[提供文章]:
◆ ◆ ◆ ◆ ◆ ◆ ◆

公道走行を前提に、初心者の方にも理解できるよう、基本から順番にお伝えしています。
1,プリロード調整とは
2,プリロード調整5つの効果
3,プリロード調整方法と工具
4,正しいプリロード調整方法
5,プリロード調整が必要な時
6,プリロード調整の注意点
7,お手入れ方法
プリロード調整とは
プリロード調整の「Preload」を直訳すると「前荷重」、つまり「前もってスプリングに荷重をかける」という意味です。
もっとわかりやすく言えば、「プリロード調整=スプリングのテンションを調整する」ということです。
※イニシャル調整とも呼ばれますが、プリロード調整と意味は同じです。
プリロード調整5つの効果
1.乗り心地の改善
プリロードを適切に設定することで、路面の凹凸や、衝撃を効果的に吸収できるようになります。
これにより、ライダーはより快適な乗り心地を体感でき、長距離ツーリングでも疲れにくくなります。

◆ ◆ ◆ ◆ ◆ ◆ ◆

[提供データ]:
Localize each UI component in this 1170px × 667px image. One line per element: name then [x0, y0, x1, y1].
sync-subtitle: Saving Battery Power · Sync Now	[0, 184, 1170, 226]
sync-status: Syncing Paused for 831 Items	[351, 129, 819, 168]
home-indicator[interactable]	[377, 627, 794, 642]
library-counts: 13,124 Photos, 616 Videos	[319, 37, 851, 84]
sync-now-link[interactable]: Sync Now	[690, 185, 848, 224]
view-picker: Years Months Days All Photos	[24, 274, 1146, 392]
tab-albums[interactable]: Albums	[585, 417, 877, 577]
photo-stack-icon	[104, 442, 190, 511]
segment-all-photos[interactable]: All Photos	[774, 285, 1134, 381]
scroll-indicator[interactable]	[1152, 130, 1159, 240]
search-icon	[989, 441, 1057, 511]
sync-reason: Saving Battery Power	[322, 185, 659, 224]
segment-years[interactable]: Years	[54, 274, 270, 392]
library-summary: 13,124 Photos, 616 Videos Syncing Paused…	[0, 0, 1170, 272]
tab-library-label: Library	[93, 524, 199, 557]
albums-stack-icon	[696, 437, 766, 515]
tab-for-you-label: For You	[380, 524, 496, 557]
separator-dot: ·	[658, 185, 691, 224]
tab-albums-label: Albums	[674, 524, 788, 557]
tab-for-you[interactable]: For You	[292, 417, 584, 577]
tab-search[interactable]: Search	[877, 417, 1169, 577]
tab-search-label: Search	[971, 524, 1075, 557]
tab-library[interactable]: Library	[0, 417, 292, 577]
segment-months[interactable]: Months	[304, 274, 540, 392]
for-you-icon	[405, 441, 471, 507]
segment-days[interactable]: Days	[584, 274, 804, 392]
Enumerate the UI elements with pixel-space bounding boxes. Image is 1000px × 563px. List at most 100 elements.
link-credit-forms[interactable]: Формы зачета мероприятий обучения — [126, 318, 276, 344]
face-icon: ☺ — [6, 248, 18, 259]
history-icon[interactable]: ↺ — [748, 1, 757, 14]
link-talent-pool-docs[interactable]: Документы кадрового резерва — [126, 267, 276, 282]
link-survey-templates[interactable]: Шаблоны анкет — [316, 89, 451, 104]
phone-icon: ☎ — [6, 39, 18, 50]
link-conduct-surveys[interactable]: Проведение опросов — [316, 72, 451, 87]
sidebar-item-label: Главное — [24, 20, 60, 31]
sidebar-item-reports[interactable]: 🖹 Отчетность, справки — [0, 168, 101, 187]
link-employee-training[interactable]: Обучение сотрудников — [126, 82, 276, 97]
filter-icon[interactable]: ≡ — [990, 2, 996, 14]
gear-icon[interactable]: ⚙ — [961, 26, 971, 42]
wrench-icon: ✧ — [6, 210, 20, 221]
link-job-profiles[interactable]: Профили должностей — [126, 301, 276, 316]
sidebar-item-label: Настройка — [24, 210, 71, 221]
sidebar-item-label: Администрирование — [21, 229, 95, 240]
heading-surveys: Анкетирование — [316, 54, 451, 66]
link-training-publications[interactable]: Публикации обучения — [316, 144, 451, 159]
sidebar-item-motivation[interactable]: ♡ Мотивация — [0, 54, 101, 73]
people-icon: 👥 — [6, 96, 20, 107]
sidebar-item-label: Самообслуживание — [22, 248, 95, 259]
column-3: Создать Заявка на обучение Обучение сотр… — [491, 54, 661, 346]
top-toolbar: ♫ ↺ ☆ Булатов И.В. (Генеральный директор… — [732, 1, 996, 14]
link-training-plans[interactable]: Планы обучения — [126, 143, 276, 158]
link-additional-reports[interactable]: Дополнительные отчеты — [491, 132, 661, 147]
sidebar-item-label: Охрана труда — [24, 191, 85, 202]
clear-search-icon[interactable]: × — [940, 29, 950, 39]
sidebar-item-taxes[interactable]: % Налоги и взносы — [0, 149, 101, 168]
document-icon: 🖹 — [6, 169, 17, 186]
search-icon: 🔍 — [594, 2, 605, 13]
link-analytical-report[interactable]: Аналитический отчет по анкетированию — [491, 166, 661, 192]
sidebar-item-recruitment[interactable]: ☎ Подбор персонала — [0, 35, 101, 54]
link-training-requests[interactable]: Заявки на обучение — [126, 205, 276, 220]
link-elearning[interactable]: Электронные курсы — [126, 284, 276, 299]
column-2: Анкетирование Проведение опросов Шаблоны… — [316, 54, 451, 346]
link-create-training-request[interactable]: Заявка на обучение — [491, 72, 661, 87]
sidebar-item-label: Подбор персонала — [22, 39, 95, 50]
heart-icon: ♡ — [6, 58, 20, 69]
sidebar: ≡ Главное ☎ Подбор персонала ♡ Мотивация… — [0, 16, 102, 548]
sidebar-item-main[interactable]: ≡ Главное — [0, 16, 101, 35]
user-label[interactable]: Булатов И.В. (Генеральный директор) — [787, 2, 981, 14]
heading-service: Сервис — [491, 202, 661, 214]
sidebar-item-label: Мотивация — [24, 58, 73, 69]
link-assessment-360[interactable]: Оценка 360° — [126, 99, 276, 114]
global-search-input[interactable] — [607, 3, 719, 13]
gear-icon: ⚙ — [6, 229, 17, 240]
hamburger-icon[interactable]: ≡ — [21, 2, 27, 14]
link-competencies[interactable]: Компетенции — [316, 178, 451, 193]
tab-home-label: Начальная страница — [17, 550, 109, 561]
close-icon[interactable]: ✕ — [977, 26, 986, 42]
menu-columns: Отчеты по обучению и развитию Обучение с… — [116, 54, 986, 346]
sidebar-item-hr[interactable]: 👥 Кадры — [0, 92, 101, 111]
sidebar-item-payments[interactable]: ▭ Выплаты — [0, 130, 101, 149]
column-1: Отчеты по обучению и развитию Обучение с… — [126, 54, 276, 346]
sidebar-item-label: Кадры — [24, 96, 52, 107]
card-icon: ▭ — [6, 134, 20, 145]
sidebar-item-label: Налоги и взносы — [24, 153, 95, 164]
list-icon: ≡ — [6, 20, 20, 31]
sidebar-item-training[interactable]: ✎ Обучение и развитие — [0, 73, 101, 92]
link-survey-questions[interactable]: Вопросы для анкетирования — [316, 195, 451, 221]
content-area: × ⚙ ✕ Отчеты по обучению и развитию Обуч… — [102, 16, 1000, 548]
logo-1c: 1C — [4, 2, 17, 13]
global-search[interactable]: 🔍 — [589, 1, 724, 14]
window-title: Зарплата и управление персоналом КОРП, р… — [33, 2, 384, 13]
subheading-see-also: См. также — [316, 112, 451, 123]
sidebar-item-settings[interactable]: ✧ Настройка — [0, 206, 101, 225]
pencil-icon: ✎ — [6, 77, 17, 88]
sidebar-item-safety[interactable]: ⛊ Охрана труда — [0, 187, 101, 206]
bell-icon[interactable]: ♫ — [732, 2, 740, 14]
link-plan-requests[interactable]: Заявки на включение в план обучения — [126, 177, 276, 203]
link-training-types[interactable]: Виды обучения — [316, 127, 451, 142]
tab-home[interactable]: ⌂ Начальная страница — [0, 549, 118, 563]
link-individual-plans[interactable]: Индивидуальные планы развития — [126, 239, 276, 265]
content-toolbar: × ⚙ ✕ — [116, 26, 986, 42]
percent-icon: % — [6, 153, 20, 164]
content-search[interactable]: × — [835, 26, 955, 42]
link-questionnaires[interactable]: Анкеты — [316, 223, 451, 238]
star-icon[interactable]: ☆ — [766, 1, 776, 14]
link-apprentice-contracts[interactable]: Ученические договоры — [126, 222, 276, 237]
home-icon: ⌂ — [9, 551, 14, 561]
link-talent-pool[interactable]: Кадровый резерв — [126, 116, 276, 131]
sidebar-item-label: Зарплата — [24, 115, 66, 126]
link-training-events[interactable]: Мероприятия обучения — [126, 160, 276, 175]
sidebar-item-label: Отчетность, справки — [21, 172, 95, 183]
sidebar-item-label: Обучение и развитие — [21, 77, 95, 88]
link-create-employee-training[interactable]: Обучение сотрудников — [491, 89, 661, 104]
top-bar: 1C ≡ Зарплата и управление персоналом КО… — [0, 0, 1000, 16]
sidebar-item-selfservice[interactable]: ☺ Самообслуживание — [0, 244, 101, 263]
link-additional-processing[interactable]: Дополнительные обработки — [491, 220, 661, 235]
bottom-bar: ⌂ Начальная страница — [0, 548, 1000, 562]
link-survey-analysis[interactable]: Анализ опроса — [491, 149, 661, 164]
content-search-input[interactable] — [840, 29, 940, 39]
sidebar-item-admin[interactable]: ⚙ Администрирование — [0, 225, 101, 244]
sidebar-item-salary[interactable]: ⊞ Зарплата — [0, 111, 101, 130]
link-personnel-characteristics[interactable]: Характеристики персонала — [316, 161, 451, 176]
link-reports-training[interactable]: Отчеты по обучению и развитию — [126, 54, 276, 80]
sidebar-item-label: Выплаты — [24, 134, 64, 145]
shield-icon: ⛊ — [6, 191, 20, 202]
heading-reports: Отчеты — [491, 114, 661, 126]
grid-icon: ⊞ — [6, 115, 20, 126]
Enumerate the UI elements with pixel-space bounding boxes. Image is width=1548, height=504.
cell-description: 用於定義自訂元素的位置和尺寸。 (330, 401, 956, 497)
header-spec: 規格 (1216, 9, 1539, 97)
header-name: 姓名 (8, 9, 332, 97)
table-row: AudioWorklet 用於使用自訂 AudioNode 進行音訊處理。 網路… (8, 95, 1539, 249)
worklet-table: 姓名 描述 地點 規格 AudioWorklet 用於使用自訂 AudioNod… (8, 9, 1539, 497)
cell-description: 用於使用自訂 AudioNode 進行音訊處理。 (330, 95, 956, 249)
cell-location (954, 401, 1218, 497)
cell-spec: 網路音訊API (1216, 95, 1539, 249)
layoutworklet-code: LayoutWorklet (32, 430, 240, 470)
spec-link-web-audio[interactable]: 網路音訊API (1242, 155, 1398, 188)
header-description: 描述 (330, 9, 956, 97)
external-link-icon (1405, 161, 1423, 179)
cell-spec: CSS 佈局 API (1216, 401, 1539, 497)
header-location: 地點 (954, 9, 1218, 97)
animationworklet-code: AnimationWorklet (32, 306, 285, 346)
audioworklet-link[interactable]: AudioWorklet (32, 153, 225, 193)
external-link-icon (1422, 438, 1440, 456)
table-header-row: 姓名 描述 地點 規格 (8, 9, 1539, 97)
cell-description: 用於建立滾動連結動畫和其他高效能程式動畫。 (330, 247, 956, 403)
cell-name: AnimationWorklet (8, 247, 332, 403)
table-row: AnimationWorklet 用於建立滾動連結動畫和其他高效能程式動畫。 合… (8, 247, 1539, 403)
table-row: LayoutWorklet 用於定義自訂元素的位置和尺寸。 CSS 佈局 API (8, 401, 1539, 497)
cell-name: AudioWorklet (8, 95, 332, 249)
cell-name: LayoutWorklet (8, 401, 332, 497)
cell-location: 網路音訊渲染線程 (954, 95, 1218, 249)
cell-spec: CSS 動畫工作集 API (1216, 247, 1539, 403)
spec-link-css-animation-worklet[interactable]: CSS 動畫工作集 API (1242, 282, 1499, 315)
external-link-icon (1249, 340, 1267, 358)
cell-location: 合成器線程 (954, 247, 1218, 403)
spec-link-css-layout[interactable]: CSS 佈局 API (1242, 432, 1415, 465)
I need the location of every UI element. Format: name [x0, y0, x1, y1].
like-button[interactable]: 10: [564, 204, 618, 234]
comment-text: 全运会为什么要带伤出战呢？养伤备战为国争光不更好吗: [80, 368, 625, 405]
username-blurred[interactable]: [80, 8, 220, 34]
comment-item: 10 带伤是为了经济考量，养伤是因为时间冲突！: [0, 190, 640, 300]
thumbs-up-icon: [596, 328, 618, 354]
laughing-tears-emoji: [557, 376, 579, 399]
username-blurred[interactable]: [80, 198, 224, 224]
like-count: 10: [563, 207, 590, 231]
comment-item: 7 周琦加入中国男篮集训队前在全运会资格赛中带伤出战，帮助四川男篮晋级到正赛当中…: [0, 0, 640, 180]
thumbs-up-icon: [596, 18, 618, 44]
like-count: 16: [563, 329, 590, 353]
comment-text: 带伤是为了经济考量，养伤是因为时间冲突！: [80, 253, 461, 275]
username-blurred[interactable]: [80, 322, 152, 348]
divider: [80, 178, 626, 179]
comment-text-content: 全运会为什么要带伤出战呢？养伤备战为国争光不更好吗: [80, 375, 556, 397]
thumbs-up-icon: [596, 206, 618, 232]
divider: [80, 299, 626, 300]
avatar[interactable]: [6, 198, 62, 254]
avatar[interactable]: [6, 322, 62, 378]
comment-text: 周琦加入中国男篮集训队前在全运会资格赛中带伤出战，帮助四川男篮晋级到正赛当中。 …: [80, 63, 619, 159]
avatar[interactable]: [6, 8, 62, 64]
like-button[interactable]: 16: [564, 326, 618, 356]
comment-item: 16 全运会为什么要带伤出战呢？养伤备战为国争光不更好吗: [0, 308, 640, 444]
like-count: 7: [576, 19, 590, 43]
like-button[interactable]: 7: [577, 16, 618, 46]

◆ ◆ ◆ ◆ ◆ ◆ ◆

プリロード調整を解説した文章の続きを、最後の文のあとから書き進めなさい。

[課題の解答]:
2.走行安定性の向上
適切なプリロード調整は、前後のサスペンションのバランスを保ち、走行中の安定性を向上させます。
不適切な調整は、バイクが前後に揺れやすくなり、ハンドリングが不安定になる可能性があります。
3.タイヤ接地感の向上
サスペンションのプリロードを適切に設定することで、タイヤが路面にしっかりと接地し、グリップ力(路面追従性)が向上します。
結果、ブレーキングや、コーナリング時の安定性が向上します。
4.個々のライディングスタイルへの適応
ライダーの体重、乗車姿勢、使用目的(ツーリング、スポーツ走行、オフロードなど)に応じて、プリロードを調整することで、それぞれのスタイルに合った最適なセッティングが可能になります。
5.ライディングポジションの最適化
プリロード調整で、バイクのライディングポジションが変わります。適切なプリロード調整により、ライダーの体重や、荷物の重さに応じてバイクの姿勢を最適化できます。
プリロード調整方法と工具
サスペンションによって、2種類のプリロード調整タイプがあります。
純正サスペンションや、比較的、低価格なサスペンションに採用されているタイプのアジャスター。
YSSサスペンション Dio用
フックレンチ(YSS付属品)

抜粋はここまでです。